→ ИСХОДНЫЙ ТЕКСТ:
────

Лео Яковлев - Товарищ Сталин: роман с охранительными ведомствами Его Императорского Величества
Тихая и спокойная речь «товарища из органов» убаюкивала совесть, но спать нашему герою совсем не хотелось. Он, опять-таки — вдруг, понял, что для него наступает личный момент истины. Он понимает, что занять гордую позицию типа: «никогда Воробьянинов…», здесь не получится. Бессмысленно также ссылаться на больную тещу. Нужно было думать, но думать очень быстро, а в его воображении, как в воображении умирающего от смертельного ранения севастопольского офицера времен Крымской войны, пронеслась вся его жизнь. Но не прошлая, как в сочинении Льва Толстого, а будущая:
Вот он съездит в Румынию и доложится этому милому «куратору» обо всем виденном и слышанном, может быть, даже «напишет оперу». А потом? Как он будет смотреть в глаза друзьям? Более того, «эти» могут потребовать, чтобы он писал оперу и обо всем, что обсуждалось на его кухне и на кухнях его друзей во время дружеских застолий и т. д., и т. п.
Но, допустим, что он придумает сейчас какой-нибудь жалкий предлог и наотрез откажется. Что будет дальше? Через год сыну поступать в институт. Поступит ли он или загудит в армию? Останется ли он сам в очереди на автомобиль и на улучшение жилищных условий, если он «их» сейчас отошьет? И вообще, что тогда будет? «Они» ведь могут…
Сидевший напротив него психолог из «органов» с легкой улыбкой читал его мысли. Дав ему их додумать, а его душе подвергнуться смятению, он ласково утешил страдальца:
— Вы же понимаете, что эта, можно сказать, общественная нагрузка будет одноразовой. Ну, не исключено, что когда вы поедете за границу в следующий раз, мы снова обратимся к вам с такой же небольшой просьбой.
А когда моральные бури в душе клиента на глазах у «кума» улеглись, чекист невзначай обронил:
— Кстати, мне кажется, что вы засиделись на должности старшего инженера. Не пора ли вам стать руководителем группы? Мы об этом подумаем…
Итогом встречи чекист был доволен: у группы, отправляющейся в преисполненный соблазнов, хоть и не вполне западный мир, теперь был один командир и один шпион, так что завет сконструированного Щедриным градоначальника Угрюм-Бурчеева был выполнен. Впрочем, шпионов, не знающих друг друга, в этой румынской группе могло быть и несколько, что было крайне полезно для последующего сопоставления информации.
Здесь был описан выход спецслужб на контакт, можно сказать, с девственником. Опытный зэк на его месте не мучился бы угрызениями совести, а немедленно принял бы все предложения «кума», как, например, Солженицын без долгих уговоров стал стукачом «Ветровым» и регулярно писал оперу. Жаль, что большинство этих «рапортов» не сохранилось, и ни один из них не вошел в собрание сочинений нобелевского лауреата.

────

→ ПРЕДОСТАВЛЕННЫЕ МАТЕРИАЛЫ:

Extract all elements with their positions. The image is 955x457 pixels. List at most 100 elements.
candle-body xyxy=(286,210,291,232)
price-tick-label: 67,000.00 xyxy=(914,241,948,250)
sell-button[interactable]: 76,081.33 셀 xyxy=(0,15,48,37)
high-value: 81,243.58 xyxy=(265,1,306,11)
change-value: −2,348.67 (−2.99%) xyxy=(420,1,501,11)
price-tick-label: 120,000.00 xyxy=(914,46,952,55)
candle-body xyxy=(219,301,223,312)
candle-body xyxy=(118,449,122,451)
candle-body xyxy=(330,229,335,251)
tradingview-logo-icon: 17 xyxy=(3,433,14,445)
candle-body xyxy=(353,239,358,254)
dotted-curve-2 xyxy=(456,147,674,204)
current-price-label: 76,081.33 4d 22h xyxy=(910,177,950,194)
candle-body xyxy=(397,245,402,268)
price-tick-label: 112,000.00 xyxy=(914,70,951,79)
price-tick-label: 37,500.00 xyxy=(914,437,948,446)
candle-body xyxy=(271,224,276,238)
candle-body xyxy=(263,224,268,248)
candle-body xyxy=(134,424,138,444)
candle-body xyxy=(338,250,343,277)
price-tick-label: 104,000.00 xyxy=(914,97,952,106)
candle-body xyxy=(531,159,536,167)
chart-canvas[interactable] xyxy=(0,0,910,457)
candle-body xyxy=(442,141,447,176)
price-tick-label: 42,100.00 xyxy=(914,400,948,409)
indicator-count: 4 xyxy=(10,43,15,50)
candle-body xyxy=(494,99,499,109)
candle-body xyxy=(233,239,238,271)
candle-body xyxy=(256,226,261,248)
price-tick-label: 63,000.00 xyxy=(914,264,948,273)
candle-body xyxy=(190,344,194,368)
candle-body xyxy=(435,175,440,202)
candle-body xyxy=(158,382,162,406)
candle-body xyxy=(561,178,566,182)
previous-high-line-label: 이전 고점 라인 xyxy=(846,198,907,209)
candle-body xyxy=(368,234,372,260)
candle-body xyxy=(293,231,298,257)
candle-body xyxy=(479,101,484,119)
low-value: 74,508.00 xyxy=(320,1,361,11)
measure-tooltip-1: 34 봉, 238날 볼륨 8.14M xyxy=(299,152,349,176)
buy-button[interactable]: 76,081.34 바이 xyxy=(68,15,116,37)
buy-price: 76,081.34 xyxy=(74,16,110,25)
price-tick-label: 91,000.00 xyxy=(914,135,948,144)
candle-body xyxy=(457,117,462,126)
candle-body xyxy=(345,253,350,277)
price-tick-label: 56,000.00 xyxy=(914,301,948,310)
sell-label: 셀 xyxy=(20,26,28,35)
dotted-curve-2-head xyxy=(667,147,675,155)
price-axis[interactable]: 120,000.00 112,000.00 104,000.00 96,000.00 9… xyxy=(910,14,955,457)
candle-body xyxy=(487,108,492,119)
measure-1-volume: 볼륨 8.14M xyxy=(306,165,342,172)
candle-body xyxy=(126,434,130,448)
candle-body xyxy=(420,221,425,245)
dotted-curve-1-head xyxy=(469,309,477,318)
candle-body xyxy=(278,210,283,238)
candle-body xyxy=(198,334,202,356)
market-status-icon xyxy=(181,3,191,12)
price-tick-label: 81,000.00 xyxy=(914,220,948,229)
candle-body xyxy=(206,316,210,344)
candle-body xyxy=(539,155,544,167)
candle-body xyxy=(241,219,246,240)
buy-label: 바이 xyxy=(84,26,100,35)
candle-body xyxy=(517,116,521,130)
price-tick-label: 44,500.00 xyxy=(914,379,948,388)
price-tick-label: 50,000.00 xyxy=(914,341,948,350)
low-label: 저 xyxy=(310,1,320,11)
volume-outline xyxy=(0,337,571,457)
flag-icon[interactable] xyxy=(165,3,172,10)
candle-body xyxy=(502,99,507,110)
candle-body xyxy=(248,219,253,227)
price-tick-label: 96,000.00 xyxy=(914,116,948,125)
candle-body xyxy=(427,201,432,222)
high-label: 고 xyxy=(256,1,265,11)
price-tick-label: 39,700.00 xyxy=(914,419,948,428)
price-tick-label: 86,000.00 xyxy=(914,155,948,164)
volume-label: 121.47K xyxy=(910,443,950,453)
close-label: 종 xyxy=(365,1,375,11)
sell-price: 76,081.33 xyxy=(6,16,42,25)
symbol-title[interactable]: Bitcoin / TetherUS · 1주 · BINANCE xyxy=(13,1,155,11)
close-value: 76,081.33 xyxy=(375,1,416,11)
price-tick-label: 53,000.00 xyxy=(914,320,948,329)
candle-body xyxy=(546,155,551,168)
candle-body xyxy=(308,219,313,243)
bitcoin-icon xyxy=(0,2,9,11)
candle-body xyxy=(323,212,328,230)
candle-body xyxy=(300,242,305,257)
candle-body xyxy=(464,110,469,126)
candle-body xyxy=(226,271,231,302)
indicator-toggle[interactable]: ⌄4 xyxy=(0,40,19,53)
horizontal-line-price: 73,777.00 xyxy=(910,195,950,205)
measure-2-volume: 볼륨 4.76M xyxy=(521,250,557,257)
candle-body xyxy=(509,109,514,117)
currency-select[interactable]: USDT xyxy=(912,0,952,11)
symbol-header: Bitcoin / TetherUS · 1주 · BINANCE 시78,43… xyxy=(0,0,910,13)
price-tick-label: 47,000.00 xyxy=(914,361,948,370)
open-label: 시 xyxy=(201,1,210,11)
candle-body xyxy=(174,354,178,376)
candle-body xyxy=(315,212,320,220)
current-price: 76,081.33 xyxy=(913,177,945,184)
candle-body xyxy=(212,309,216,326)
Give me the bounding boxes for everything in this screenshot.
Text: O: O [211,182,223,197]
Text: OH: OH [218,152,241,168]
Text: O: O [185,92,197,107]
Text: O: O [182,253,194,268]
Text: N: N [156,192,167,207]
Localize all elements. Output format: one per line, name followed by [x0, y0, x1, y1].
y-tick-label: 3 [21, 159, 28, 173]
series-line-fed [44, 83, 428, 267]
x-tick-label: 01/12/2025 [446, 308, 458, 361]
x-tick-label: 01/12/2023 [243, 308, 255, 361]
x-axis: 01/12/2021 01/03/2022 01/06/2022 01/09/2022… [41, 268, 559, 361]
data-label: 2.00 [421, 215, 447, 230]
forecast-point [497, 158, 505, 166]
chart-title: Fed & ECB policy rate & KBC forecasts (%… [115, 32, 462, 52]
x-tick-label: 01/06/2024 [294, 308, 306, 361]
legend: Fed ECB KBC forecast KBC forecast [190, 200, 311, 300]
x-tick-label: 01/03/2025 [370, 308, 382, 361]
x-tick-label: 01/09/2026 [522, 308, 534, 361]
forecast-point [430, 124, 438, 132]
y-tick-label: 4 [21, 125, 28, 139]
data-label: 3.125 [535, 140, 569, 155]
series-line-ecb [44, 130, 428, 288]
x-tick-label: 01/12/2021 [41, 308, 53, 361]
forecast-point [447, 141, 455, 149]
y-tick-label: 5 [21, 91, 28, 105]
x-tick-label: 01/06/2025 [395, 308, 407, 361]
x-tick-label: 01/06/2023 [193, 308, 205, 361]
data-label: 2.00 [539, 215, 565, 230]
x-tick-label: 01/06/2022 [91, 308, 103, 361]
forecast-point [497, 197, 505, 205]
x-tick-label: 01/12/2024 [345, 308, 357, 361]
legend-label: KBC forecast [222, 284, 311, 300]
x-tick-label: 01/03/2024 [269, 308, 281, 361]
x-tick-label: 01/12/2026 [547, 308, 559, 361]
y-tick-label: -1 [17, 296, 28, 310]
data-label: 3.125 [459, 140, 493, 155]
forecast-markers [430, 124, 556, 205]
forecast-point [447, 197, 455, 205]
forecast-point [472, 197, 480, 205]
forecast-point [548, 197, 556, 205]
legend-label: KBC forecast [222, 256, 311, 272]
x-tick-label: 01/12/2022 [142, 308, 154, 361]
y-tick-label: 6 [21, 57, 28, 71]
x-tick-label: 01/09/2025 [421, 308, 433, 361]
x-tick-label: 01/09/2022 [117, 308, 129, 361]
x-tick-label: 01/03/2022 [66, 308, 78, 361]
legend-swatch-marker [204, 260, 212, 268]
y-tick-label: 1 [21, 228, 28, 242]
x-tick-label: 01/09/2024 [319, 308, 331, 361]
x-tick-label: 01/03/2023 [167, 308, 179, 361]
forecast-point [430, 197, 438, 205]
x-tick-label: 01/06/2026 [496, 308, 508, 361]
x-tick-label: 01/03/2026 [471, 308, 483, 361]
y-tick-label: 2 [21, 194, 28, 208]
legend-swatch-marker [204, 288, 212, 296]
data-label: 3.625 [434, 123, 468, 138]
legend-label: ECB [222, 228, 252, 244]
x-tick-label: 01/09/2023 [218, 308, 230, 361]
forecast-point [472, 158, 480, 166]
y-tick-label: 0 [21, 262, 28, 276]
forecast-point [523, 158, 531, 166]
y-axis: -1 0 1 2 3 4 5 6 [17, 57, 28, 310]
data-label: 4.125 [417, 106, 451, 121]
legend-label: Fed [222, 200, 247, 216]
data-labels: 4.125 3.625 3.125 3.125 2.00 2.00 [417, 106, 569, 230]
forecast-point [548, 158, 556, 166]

────

→ ЗАДАНИЯ:
1. На какой должности, по словам чекиста в исходном тексте, засиделся герой?
2. Перепишите из исходного текста без изменений фрагмент между словами «А когда моральные» и «последующего сопоставления информации.» включительно.

→ ОТВЕТЫ:
1. На должности старшего инженера.

2.
А когда моральные бури в душе клиента на глазах у «кума» улеглись, чекист невзначай обронил:
— Кстати, мне кажется, что вы засиделись на должности старшего инженера. Не пора ли вам стать руководителем группы? Мы об этом подумаем…
Итогом встречи чекист был доволен: у группы, отправляющейся в преисполненный соблазнов, хоть и не вполне западный мир, теперь был один командир и один шпион, так что завет сконструированного Щедриным градоначальника Угрюм-Бурчеева был выполнен. Впрочем, шпионов, не знающих друг друга, в этой румынской группе могло быть и несколько, что было крайне полезно для последующего сопоставления информации.